= INPUT RECORDS =
** BEGIN **
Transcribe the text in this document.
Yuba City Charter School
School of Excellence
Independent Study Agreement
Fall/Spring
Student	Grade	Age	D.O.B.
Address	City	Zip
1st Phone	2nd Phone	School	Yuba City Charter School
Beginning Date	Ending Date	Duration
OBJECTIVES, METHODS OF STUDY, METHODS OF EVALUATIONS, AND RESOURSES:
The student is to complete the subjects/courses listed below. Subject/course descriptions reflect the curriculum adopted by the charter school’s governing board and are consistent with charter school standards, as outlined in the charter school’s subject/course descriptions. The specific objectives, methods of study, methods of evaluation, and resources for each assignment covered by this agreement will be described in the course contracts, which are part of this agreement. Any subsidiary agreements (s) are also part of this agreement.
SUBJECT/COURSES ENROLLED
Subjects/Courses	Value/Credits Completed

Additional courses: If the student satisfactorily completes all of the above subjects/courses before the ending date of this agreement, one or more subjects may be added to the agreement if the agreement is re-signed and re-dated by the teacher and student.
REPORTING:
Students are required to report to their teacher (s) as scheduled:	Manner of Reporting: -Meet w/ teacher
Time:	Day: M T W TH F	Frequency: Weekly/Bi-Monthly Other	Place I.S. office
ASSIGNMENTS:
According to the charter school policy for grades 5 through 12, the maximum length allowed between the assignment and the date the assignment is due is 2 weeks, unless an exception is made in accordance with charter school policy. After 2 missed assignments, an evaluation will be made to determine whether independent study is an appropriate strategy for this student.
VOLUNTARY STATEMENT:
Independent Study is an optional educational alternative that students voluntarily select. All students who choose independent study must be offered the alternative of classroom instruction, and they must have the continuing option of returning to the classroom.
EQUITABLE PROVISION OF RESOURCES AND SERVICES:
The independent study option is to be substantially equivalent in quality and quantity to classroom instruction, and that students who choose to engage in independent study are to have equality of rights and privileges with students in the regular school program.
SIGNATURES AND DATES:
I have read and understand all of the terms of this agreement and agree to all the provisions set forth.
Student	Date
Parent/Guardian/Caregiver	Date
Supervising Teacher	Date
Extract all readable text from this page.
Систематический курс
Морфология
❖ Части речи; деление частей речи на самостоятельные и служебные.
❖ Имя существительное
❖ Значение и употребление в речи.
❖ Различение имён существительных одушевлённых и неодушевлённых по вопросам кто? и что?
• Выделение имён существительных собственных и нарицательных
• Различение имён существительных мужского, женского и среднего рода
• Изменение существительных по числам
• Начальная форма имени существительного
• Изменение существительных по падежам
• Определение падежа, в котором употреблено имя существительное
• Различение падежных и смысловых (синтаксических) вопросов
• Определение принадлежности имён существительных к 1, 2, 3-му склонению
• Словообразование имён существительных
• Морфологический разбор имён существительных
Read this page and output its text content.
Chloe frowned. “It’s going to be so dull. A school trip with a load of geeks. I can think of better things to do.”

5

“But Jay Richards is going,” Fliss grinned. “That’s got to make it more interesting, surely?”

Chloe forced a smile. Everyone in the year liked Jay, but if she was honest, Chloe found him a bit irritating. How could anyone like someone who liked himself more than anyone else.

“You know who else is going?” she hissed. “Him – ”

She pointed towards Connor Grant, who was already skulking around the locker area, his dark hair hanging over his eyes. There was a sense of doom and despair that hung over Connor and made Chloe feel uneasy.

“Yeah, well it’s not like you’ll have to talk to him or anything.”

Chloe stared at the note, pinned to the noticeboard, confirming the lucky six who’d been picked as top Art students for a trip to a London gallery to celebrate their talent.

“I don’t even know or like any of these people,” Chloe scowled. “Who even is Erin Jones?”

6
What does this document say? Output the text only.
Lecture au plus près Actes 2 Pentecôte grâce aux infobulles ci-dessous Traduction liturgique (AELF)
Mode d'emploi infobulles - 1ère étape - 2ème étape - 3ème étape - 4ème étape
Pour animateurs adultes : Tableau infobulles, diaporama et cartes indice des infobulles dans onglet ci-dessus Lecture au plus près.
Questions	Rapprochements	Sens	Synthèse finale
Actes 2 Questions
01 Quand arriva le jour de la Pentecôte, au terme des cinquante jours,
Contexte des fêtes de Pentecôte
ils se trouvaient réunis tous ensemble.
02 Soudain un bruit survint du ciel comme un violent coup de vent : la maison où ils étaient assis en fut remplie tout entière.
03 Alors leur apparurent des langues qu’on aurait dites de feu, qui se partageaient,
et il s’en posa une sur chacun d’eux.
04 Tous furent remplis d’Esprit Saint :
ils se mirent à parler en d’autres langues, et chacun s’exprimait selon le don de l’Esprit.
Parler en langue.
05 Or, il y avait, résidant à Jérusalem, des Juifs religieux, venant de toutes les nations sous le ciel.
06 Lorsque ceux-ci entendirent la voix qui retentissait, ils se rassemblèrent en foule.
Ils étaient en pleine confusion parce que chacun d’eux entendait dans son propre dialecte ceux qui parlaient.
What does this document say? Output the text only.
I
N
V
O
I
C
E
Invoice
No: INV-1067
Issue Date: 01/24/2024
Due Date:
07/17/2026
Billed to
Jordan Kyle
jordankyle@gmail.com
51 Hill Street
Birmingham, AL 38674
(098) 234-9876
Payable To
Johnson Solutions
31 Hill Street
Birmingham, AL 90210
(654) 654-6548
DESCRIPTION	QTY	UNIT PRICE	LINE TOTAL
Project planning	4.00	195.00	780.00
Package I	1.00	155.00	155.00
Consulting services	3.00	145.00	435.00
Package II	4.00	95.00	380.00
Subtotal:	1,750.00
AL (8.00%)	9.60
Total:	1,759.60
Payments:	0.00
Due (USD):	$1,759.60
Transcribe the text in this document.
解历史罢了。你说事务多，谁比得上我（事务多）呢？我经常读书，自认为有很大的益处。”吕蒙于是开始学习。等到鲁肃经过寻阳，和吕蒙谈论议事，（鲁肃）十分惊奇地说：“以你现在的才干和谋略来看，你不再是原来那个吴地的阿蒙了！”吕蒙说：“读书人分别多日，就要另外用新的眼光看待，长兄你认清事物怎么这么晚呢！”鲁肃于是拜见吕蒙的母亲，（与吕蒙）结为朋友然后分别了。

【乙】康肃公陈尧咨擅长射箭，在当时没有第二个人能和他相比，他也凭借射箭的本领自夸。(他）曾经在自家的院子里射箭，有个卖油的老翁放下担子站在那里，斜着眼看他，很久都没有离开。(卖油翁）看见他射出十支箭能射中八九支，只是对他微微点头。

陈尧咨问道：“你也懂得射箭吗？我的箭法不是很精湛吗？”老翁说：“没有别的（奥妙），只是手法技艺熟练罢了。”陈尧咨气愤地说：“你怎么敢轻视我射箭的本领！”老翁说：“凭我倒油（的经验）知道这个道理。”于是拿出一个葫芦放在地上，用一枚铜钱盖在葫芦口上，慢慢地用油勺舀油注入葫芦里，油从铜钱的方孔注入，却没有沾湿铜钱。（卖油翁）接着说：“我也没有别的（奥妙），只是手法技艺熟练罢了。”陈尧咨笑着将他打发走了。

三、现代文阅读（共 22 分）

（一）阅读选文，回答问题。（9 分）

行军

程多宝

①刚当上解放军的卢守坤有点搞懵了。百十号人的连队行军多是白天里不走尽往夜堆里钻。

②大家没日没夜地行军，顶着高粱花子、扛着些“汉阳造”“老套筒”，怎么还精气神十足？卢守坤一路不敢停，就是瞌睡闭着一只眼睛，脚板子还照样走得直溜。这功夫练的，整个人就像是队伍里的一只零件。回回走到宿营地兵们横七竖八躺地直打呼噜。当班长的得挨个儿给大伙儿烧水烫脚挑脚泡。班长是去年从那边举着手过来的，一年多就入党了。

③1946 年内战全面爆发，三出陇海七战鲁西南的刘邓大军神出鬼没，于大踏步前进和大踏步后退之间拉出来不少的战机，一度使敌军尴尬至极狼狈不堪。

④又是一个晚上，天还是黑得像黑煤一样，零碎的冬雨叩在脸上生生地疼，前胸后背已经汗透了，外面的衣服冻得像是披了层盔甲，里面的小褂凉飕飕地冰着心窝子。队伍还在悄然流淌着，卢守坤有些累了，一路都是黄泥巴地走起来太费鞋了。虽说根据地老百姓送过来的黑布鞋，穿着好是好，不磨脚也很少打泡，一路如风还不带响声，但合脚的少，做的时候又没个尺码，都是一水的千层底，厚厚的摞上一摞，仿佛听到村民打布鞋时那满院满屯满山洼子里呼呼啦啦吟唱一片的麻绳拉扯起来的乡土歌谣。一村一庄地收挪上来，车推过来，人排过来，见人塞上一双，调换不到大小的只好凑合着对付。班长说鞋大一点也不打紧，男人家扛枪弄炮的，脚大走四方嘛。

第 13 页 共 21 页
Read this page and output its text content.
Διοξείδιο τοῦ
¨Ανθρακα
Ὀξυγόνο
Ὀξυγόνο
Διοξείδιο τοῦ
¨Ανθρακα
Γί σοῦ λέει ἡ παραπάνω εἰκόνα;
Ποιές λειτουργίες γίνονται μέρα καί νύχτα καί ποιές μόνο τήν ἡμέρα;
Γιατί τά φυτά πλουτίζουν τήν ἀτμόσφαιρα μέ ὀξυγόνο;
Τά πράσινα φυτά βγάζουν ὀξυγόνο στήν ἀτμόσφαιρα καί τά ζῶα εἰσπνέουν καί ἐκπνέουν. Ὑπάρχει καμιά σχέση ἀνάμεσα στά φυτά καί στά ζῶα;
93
** END **
= EXERCISE DIRECTIONS =
The word "trip" may appear on some lines of these records; state how many such lines there are, and nothing else.

= ANSWER TO THE TASK =
2